**The records**
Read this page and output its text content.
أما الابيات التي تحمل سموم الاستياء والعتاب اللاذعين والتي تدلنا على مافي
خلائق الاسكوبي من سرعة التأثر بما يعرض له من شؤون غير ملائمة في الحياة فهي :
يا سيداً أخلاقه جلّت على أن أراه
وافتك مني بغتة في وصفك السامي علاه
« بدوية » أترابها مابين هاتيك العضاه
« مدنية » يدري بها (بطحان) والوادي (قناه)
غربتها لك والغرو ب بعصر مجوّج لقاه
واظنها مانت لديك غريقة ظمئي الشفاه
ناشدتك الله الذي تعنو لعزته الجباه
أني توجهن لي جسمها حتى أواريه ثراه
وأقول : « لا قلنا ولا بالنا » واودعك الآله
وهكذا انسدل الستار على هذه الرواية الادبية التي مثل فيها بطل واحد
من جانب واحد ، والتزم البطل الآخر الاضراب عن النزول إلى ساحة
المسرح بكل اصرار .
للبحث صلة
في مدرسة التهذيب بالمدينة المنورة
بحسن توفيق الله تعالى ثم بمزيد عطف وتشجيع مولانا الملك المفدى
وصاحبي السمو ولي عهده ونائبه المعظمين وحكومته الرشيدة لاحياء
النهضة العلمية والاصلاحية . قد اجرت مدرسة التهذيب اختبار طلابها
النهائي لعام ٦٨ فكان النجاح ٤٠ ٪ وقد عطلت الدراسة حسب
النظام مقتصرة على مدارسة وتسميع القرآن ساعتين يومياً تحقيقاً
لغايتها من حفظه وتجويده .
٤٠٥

**What is needed**
Write out the records above again, keeping each one identical to the original.

**Exercise solution**
Read this page and output its text content.
أما الابيات التي تحمل سموم الاستياء والعتاب اللاذعين والتي تدلنا على مافي
خلائق الاسكوبي من سرعة التأثر بما يعرض له من شؤون غير ملائمة في الحياة فهي :
يا سيداً أخلاقه جلّت على أن أراه
وافتك مني بغتة في وصفك السامي علاه
« بدوية » أترابها مابين هاتيك العضاه
« مدنية » يدري بها (بطحان) والوادي (قناه)
غربتها لك والغرو ب بعصر مجوّج لقاه
واظنها مانت لديك غريقة ظمئي الشفاه
ناشدتك الله الذي تعنو لعزته الجباه
أني توجهن لي جسمها حتى أواريه ثراه
وأقول : « لا قلنا ولا بالنا » واودعك الآله
وهكذا انسدل الستار على هذه الرواية الادبية التي مثل فيها بطل واحد
من جانب واحد ، والتزم البطل الآخر الاضراب عن النزول إلى ساحة
المسرح بكل اصرار .
للبحث صلة
في مدرسة التهذيب بالمدينة المنورة
بحسن توفيق الله تعالى ثم بمزيد عطف وتشجيع مولانا الملك المفدى
وصاحبي السمو ولي عهده ونائبه المعظمين وحكومته الرشيدة لاحياء
النهضة العلمية والاصلاحية . قد اجرت مدرسة التهذيب اختبار طلابها
النهائي لعام ٦٨ فكان النجاح ٤٠ ٪ وقد عطلت الدراسة حسب
النظام مقتصرة على مدارسة وتسميع القرآن ساعتين يومياً تحقيقاً
لغايتها من حفظه وتجويده .
٤٠٥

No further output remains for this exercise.